Entries taken from a collection
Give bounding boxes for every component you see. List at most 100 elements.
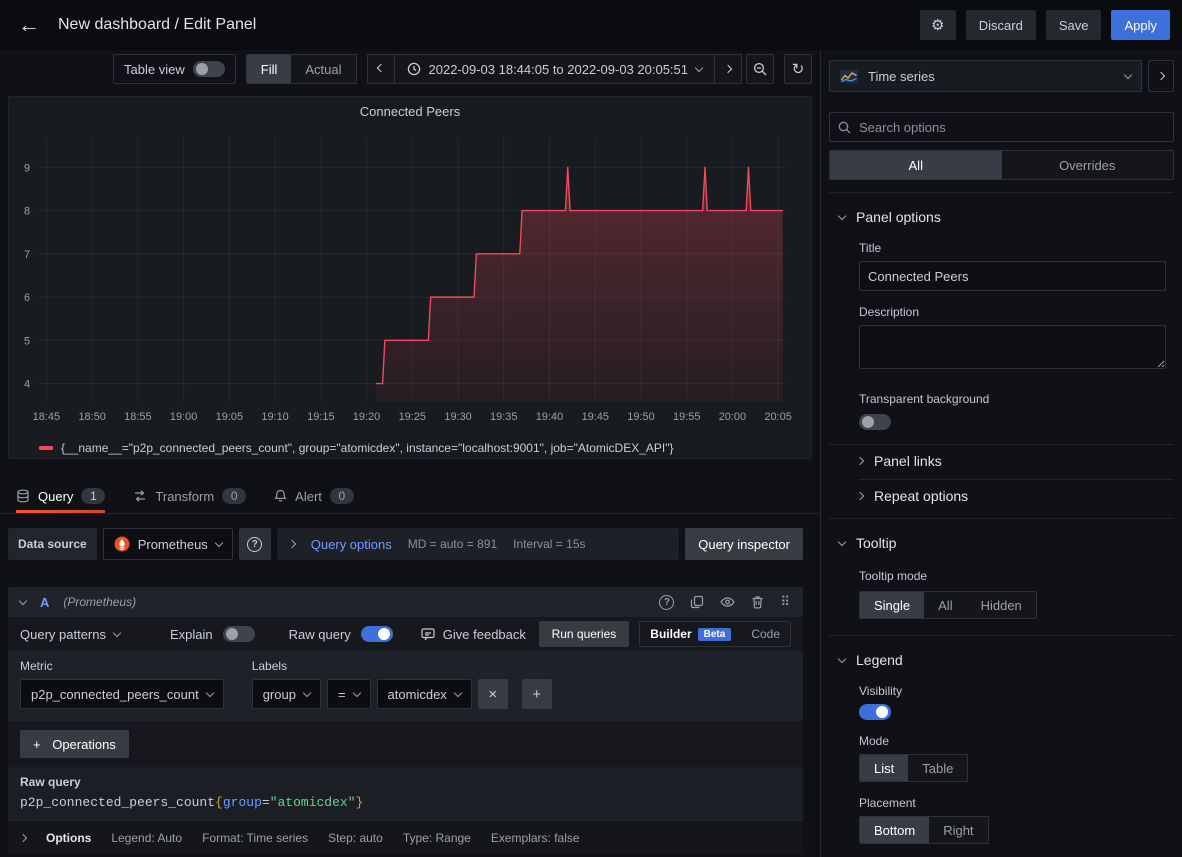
time-forward-button[interactable] (714, 54, 742, 84)
datasource-name: Prometheus (138, 537, 208, 552)
chevron-right-icon (856, 492, 864, 500)
filter-overrides-option[interactable]: Overrides (1002, 151, 1174, 179)
chevron-down-icon (19, 597, 27, 605)
chevron-down-icon (352, 689, 360, 697)
repeat-options-header[interactable]: Repeat options (829, 488, 1174, 504)
panel-links-header[interactable]: Panel links (829, 453, 1174, 469)
beta-badge: Beta (698, 628, 732, 641)
fill-actual-segment: Fill Actual (246, 54, 357, 84)
options-search (829, 112, 1174, 142)
tooltip-header[interactable]: Tooltip (829, 535, 1174, 551)
description-textarea[interactable] (859, 325, 1166, 369)
legend-visibility-toggle[interactable] (859, 704, 891, 720)
chevron-down-icon (113, 629, 121, 637)
help-icon[interactable]: ? (659, 595, 674, 610)
visualization-select[interactable]: Time series (829, 60, 1142, 92)
tooltip-single-option[interactable]: Single (860, 592, 924, 618)
back-button[interactable]: ← (12, 12, 46, 38)
panel-links-title: Panel links (874, 453, 942, 469)
raw-metric: p2p_connected_peers_count (20, 795, 215, 810)
tab-alert[interactable]: Alert 0 (274, 479, 354, 513)
query-options-row[interactable]: Options Legend: Auto Format: Time series… (8, 820, 803, 854)
refresh-button[interactable]: ↻ (784, 54, 812, 84)
label-op-select[interactable]: = (327, 679, 371, 709)
legend-swatch[interactable] (39, 446, 53, 450)
remove-label-button[interactable]: × (478, 679, 508, 709)
apply-button[interactable]: Apply (1111, 10, 1170, 40)
tooltip-all-option[interactable]: All (924, 592, 966, 618)
filter-all-option[interactable]: All (830, 151, 1002, 179)
svg-text:7: 7 (24, 249, 30, 261)
add-operations-button[interactable]: + Operations (20, 730, 129, 758)
chart-panel: Connected Peers 45678918:4518:5018:5519:… (8, 96, 812, 459)
panel-settings-button[interactable]: ⚙ (920, 10, 956, 40)
explain-toggle[interactable] (223, 626, 255, 642)
actual-option[interactable]: Actual (291, 55, 355, 83)
comment-icon (421, 628, 435, 641)
metric-label: Metric (20, 659, 224, 673)
svg-text:19:40: 19:40 (536, 411, 563, 423)
query-patterns-dropdown[interactable]: Query patterns (20, 627, 120, 642)
chart-svg[interactable]: 45678918:4518:5018:5519:0019:0519:1019:1… (9, 127, 811, 438)
transparent-bg-label: Transparent background (859, 392, 1166, 406)
chart-panel-title: Connected Peers (9, 97, 811, 127)
query-builder-toolbar: Query patterns Explain Raw query Give fe… (8, 617, 803, 651)
drag-handle-icon[interactable]: ⠿ (780, 594, 791, 610)
chevron-right-icon (1157, 72, 1165, 80)
options-title: Options (46, 831, 91, 845)
tab-transform[interactable]: Transform 0 (133, 479, 246, 513)
discard-button[interactable]: Discard (966, 10, 1036, 40)
panel-options-header[interactable]: Panel options (829, 209, 1174, 225)
legend-header[interactable]: Legend (829, 652, 1174, 668)
query-a-header[interactable]: A (Prometheus) ? ⠿ (8, 587, 803, 617)
legend-placement-right[interactable]: Right (929, 817, 987, 843)
save-button[interactable]: Save (1046, 10, 1102, 40)
viz-picker-row: Time series (829, 60, 1174, 92)
content: Table view Fill Actual 2022-09-03 18:44:… (0, 50, 1182, 857)
eye-icon[interactable] (720, 596, 735, 608)
raw-query-label: Raw query (289, 627, 351, 642)
search-options-input[interactable] (859, 120, 1165, 135)
duplicate-icon[interactable] (690, 595, 704, 609)
fill-option[interactable]: Fill (247, 55, 292, 83)
tab-query[interactable]: Query 1 (16, 479, 105, 513)
query-inspector-button[interactable]: Query inspector (685, 528, 803, 560)
legend-placement-bottom[interactable]: Bottom (860, 817, 929, 843)
builder-option[interactable]: Builder Beta (640, 622, 741, 646)
options-legend: Legend: Auto (111, 831, 182, 845)
title-label: Title (859, 241, 1166, 255)
run-queries-button[interactable]: Run queries (539, 621, 630, 647)
viz-type-label: Time series (868, 69, 935, 84)
topbar: ← New dashboard / Edit Panel ⚙ Discard S… (0, 0, 1182, 50)
explain-label: Explain (170, 627, 213, 642)
give-feedback-link[interactable]: Give feedback (421, 627, 526, 642)
prometheus-icon (114, 536, 130, 552)
trash-icon[interactable] (751, 595, 764, 609)
add-label-button[interactable]: + (522, 679, 552, 709)
table-view-toggle[interactable] (193, 61, 225, 77)
panel-title-input[interactable] (859, 261, 1166, 291)
tooltip-hidden-option[interactable]: Hidden (967, 592, 1036, 618)
svg-text:19:00: 19:00 (170, 411, 197, 423)
zoom-out-button[interactable] (746, 54, 774, 84)
query-options-label[interactable]: Query options (311, 537, 392, 552)
back-arrow-icon: ← (18, 12, 40, 37)
time-range-text: 2022-09-03 18:44:05 to 2022-09-03 20:05:… (429, 62, 689, 77)
datasource-select[interactable]: Prometheus (103, 528, 233, 560)
label-value-select[interactable]: atomicdex (377, 679, 472, 709)
code-option[interactable]: Code (741, 622, 790, 646)
transparent-bg-toggle[interactable] (859, 414, 891, 430)
datasource-help-button[interactable]: ? (239, 528, 271, 560)
query-options-collapsible[interactable]: Query options MD = auto = 891 Interval =… (277, 528, 679, 560)
time-range-picker[interactable]: 2022-09-03 18:44:05 to 2022-09-03 20:05:… (395, 54, 715, 84)
collapse-options-button[interactable] (1148, 60, 1174, 92)
repeat-options-title: Repeat options (874, 488, 968, 504)
legend-mode-table[interactable]: Table (908, 755, 967, 781)
bell-icon (274, 489, 287, 503)
raw-query-toggle[interactable] (361, 626, 393, 642)
metric-select[interactable]: p2p_connected_peers_count (20, 679, 224, 709)
legend-mode-list[interactable]: List (860, 755, 908, 781)
legend-series-label[interactable]: {__name__="p2p_connected_peers_count", g… (61, 441, 673, 455)
label-key-select[interactable]: group (252, 679, 321, 709)
time-back-button[interactable] (367, 54, 395, 84)
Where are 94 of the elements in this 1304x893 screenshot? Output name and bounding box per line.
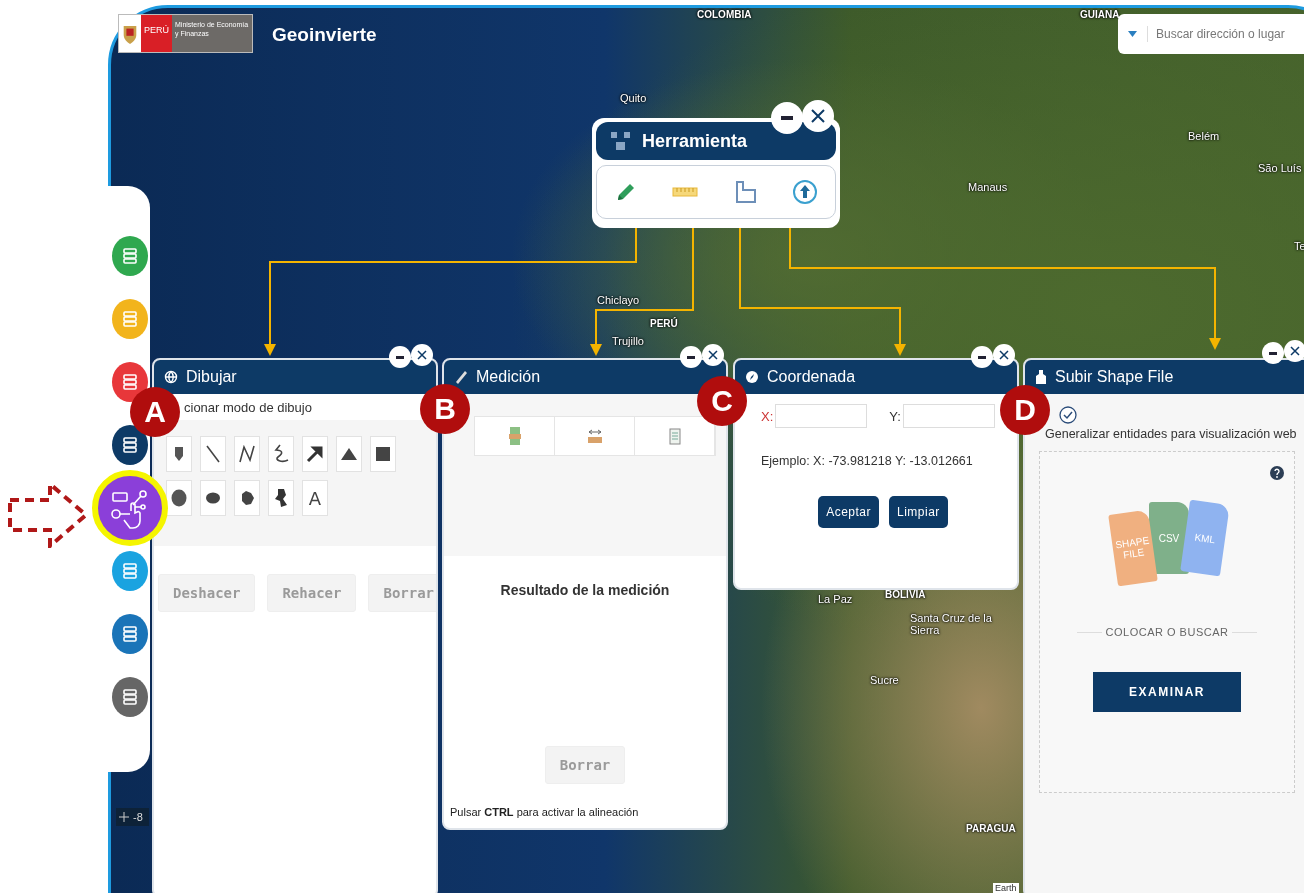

STATED EXERCISE |
Copy every line of the records above word for word, leaving out the pictures.

ANSWER TO THIS TASK |
Give bounding boxes for every component you see. List at most 100 elements.
time-forward-button[interactable] (714, 54, 742, 84)
datasource-name: Prometheus (138, 537, 208, 552)
chevron-right-icon (856, 492, 864, 500)
filter-overrides-option[interactable]: Overrides (1002, 151, 1174, 179)
chevron-down-icon (19, 597, 27, 605)
chevron-down-icon (352, 689, 360, 697)
repeat-options-header[interactable]: Repeat options (829, 488, 1174, 504)
panel-links-header[interactable]: Panel links (829, 453, 1174, 469)
beta-badge: Beta (698, 628, 732, 641)
fill-actual-segment: Fill Actual (246, 54, 357, 84)
options-search (829, 112, 1174, 142)
tooltip-header[interactable]: Tooltip (829, 535, 1174, 551)
description-textarea[interactable] (859, 325, 1166, 369)
legend-visibility-toggle[interactable] (859, 704, 891, 720)
chevron-down-icon (113, 629, 121, 637)
help-icon[interactable]: ? (659, 595, 674, 610)
visualization-select[interactable]: Time series (829, 60, 1142, 92)
tooltip-single-option[interactable]: Single (860, 592, 924, 618)
back-button[interactable]: ← (12, 12, 46, 38)
panel-links-title: Panel links (874, 453, 942, 469)
raw-metric: p2p_connected_peers_count (20, 795, 215, 810)
tab-alert[interactable]: Alert 0 (274, 479, 354, 513)
query-options-row[interactable]: Options Legend: Auto Format: Time series… (8, 820, 803, 854)
refresh-button[interactable]: ↻ (784, 54, 812, 84)
label-op-select[interactable]: = (327, 679, 371, 709)
legend-swatch[interactable] (39, 446, 53, 450)
remove-label-button[interactable]: × (478, 679, 508, 709)
apply-button[interactable]: Apply (1111, 10, 1170, 40)
tooltip-all-option[interactable]: All (924, 592, 966, 618)
filter-all-option[interactable]: All (830, 151, 1002, 179)
svg-text:7: 7 (24, 249, 30, 261)
add-operations-button[interactable]: + Operations (20, 730, 129, 758)
chart-panel: Connected Peers 45678918:4518:5018:5519:… (8, 96, 812, 459)
panel-settings-button[interactable]: ⚙ (920, 10, 956, 40)
explain-toggle[interactable] (223, 626, 255, 642)
actual-option[interactable]: Actual (291, 55, 355, 83)
comment-icon (421, 628, 435, 641)
metric-label: Metric (20, 659, 224, 673)
svg-text:19:40: 19:40 (536, 411, 563, 423)
query-patterns-dropdown[interactable]: Query patterns (20, 627, 120, 642)
chart-svg[interactable]: 45678918:4518:5018:5519:0019:0519:1019:1… (9, 127, 811, 438)
transparent-bg-label: Transparent background (859, 392, 1166, 406)
chart-panel-title: Connected Peers (9, 97, 811, 127)
query-builder-toolbar: Query patterns Explain Raw query Give fe… (8, 617, 803, 651)
drag-handle-icon[interactable]: ⠿ (780, 594, 791, 610)
chevron-right-icon (1157, 72, 1165, 80)
options-title: Options (46, 831, 91, 845)
tab-transform[interactable]: Transform 0 (133, 479, 246, 513)
discard-button[interactable]: Discard (966, 10, 1036, 40)
panel-options-header[interactable]: Panel options (829, 209, 1174, 225)
legend-header[interactable]: Legend (829, 652, 1174, 668)
query-a-header[interactable]: A (Prometheus) ? ⠿ (8, 587, 803, 617)
legend-placement-right[interactable]: Right (929, 817, 987, 843)
save-button[interactable]: Save (1046, 10, 1102, 40)
viz-picker-row: Time series (829, 60, 1174, 92)
content: Table view Fill Actual 2022-09-03 18:44:… (0, 50, 1182, 857)
eye-icon[interactable] (720, 596, 735, 608)
raw-query-label: Raw query (289, 627, 351, 642)
search-options-input[interactable] (859, 120, 1165, 135)
duplicate-icon[interactable] (690, 595, 704, 609)
fill-option[interactable]: Fill (247, 55, 292, 83)
tab-query[interactable]: Query 1 (16, 479, 105, 513)
query-inspector-button[interactable]: Query inspector (685, 528, 803, 560)
legend-placement-bottom[interactable]: Bottom (860, 817, 929, 843)
builder-option[interactable]: Builder Beta (640, 622, 741, 646)
options-legend: Legend: Auto (111, 831, 182, 845)
title-label: Title (859, 241, 1166, 255)
run-queries-button[interactable]: Run queries (539, 621, 630, 647)
viz-type-label: Time series (868, 69, 935, 84)
topbar: ← New dashboard / Edit Panel ⚙ Discard S… (0, 0, 1182, 50)
explain-label: Explain (170, 627, 213, 642)
give-feedback-link[interactable]: Give feedback (421, 627, 526, 642)
prometheus-icon (114, 536, 130, 552)
trash-icon[interactable] (751, 595, 764, 609)
add-label-button[interactable]: + (522, 679, 552, 709)
table-view-toggle[interactable] (193, 61, 225, 77)
panel-title-input[interactable] (859, 261, 1166, 291)
tooltip-hidden-option[interactable]: Hidden (967, 592, 1036, 618)
svg-text:19:00: 19:00 (170, 411, 197, 423)
zoom-out-button[interactable] (746, 54, 774, 84)
query-options-label[interactable]: Query options (311, 537, 392, 552)
back-arrow-icon: ← (18, 12, 40, 37)
time-range-text: 2022-09-03 18:44:05 to 2022-09-03 20:05:… (429, 62, 689, 77)
datasource-select[interactable]: Prometheus (103, 528, 233, 560)
label-value-select[interactable]: atomicdex (377, 679, 472, 709)
code-option[interactable]: Code (741, 622, 790, 646)
transparent-bg-toggle[interactable] (859, 414, 891, 430)
datasource-help-button[interactable]: ? (239, 528, 271, 560)
query-options-collapsible[interactable]: Query options MD = auto = 891 Interval =… (277, 528, 679, 560)
time-range-picker[interactable]: 2022-09-03 18:44:05 to 2022-09-03 20:05:… (395, 54, 715, 84)
collapse-options-button[interactable] (1148, 60, 1174, 92)
repeat-options-title: Repeat options (874, 488, 968, 504)
legend-mode-table[interactable]: Table (908, 755, 967, 781)
bell-icon (274, 489, 287, 503)
raw-query-toggle[interactable] (361, 626, 393, 642)
metric-select[interactable]: p2p_connected_peers_count (20, 679, 224, 709)
legend-mode-list[interactable]: List (860, 755, 908, 781)
legend-series-label[interactable]: {__name__="p2p_connected_peers_count", g… (61, 441, 673, 455)
label-key-select[interactable]: group (252, 679, 321, 709)
time-back-button[interactable] (367, 54, 395, 84)
Where are 94 of the elements in this 1304x893 screenshot? Output name and bounding box per line.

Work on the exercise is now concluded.